>> Begin Data shown
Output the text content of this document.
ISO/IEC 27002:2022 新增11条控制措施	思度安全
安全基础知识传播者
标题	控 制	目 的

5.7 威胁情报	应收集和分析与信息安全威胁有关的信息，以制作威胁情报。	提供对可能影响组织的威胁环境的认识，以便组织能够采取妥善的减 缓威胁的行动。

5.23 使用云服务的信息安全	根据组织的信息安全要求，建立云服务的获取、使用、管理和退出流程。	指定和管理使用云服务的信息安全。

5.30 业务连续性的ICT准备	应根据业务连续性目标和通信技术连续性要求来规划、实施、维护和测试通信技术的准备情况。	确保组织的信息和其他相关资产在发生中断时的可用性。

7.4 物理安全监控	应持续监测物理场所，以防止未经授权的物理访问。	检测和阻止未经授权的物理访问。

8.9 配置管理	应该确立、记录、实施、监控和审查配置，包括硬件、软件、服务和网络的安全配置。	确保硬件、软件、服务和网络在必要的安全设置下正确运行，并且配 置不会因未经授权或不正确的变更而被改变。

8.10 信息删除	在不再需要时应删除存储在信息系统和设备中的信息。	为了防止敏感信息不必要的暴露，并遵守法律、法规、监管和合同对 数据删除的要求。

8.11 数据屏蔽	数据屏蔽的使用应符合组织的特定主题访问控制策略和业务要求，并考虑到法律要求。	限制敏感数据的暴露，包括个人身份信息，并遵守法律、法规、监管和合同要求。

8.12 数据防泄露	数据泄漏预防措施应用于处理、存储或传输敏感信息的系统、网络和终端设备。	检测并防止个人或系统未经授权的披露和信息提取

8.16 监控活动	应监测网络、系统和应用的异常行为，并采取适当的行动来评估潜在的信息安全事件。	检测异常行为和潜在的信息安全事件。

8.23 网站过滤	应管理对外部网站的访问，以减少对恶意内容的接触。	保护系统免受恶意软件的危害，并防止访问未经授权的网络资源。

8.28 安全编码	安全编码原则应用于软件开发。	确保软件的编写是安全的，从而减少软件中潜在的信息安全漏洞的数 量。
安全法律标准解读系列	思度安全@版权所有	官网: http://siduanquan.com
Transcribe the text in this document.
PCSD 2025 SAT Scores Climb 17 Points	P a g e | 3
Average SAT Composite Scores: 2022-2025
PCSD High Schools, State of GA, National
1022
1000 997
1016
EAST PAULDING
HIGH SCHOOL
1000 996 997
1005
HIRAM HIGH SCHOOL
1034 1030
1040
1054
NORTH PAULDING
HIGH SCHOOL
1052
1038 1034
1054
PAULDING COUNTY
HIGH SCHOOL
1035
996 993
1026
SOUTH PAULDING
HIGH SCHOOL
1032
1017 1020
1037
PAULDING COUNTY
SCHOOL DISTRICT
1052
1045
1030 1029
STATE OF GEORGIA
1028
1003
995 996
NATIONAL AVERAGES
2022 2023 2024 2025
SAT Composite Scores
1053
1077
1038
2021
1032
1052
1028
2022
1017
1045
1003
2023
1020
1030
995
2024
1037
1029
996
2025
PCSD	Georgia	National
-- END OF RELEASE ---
>> End Data shown
> **Work instructions**: Quote each line of the data above exactly as written.

> **Response to this exercise**:
Output the text content of this document.
ISO/IEC 27002:2022 新增11条控制措施	思度安全
安全基础知识传播者
标题	控 制	目 的

5.7 威胁情报	应收集和分析与信息安全威胁有关的信息，以制作威胁情报。	提供对可能影响组织的威胁环境的认识，以便组织能够采取妥善的减 缓威胁的行动。

5.23 使用云服务的信息安全	根据组织的信息安全要求，建立云服务的获取、使用、管理和退出流程。	指定和管理使用云服务的信息安全。

5.30 业务连续性的ICT准备	应根据业务连续性目标和通信技术连续性要求来规划、实施、维护和测试通信技术的准备情况。	确保组织的信息和其他相关资产在发生中断时的可用性。

7.4 物理安全监控	应持续监测物理场所，以防止未经授权的物理访问。	检测和阻止未经授权的物理访问。

8.9 配置管理	应该确立、记录、实施、监控和审查配置，包括硬件、软件、服务和网络的安全配置。	确保硬件、软件、服务和网络在必要的安全设置下正确运行，并且配 置不会因未经授权或不正确的变更而被改变。

8.10 信息删除	在不再需要时应删除存储在信息系统和设备中的信息。	为了防止敏感信息不必要的暴露，并遵守法律、法规、监管和合同对 数据删除的要求。

8.11 数据屏蔽	数据屏蔽的使用应符合组织的特定主题访问控制策略和业务要求，并考虑到法律要求。	限制敏感数据的暴露，包括个人身份信息，并遵守法律、法规、监管和合同要求。

8.12 数据防泄露	数据泄漏预防措施应用于处理、存储或传输敏感信息的系统、网络和终端设备。	检测并防止个人或系统未经授权的披露和信息提取

8.16 监控活动	应监测网络、系统和应用的异常行为，并采取适当的行动来评估潜在的信息安全事件。	检测异常行为和潜在的信息安全事件。

8.23 网站过滤	应管理对外部网站的访问，以减少对恶意内容的接触。	保护系统免受恶意软件的危害，并防止访问未经授权的网络资源。

8.28 安全编码	安全编码原则应用于软件开发。	确保软件的编写是安全的，从而减少软件中潜在的信息安全漏洞的数 量。
安全法律标准解读系列	思度安全@版权所有	官网: http://siduanquan.com
Transcribe the text in this document.
PCSD 2025 SAT Scores Climb 17 Points	P a g e | 3
Average SAT Composite Scores: 2022-2025
PCSD High Schools, State of GA, National
1022
1000 997
1016
EAST PAULDING
HIGH SCHOOL
1000 996 997
1005
HIRAM HIGH SCHOOL
1034 1030
1040
1054
NORTH PAULDING
HIGH SCHOOL
1052
1038 1034
1054
PAULDING COUNTY
HIGH SCHOOL
1035
996 993
1026
SOUTH PAULDING
HIGH SCHOOL
1032
1017 1020
1037
PAULDING COUNTY
SCHOOL DISTRICT
1052
1045
1030 1029
STATE OF GEORGIA
1028
1003
995 996
NATIONAL AVERAGES
2022 2023 2024 2025
SAT Composite Scores
1053
1077
1038
2021
1032
1052
1028
2022
1017
1045
1003
2023
1020
1030
995
2024
1037
1029
996
2025
PCSD	Georgia	National
-- END OF RELEASE ---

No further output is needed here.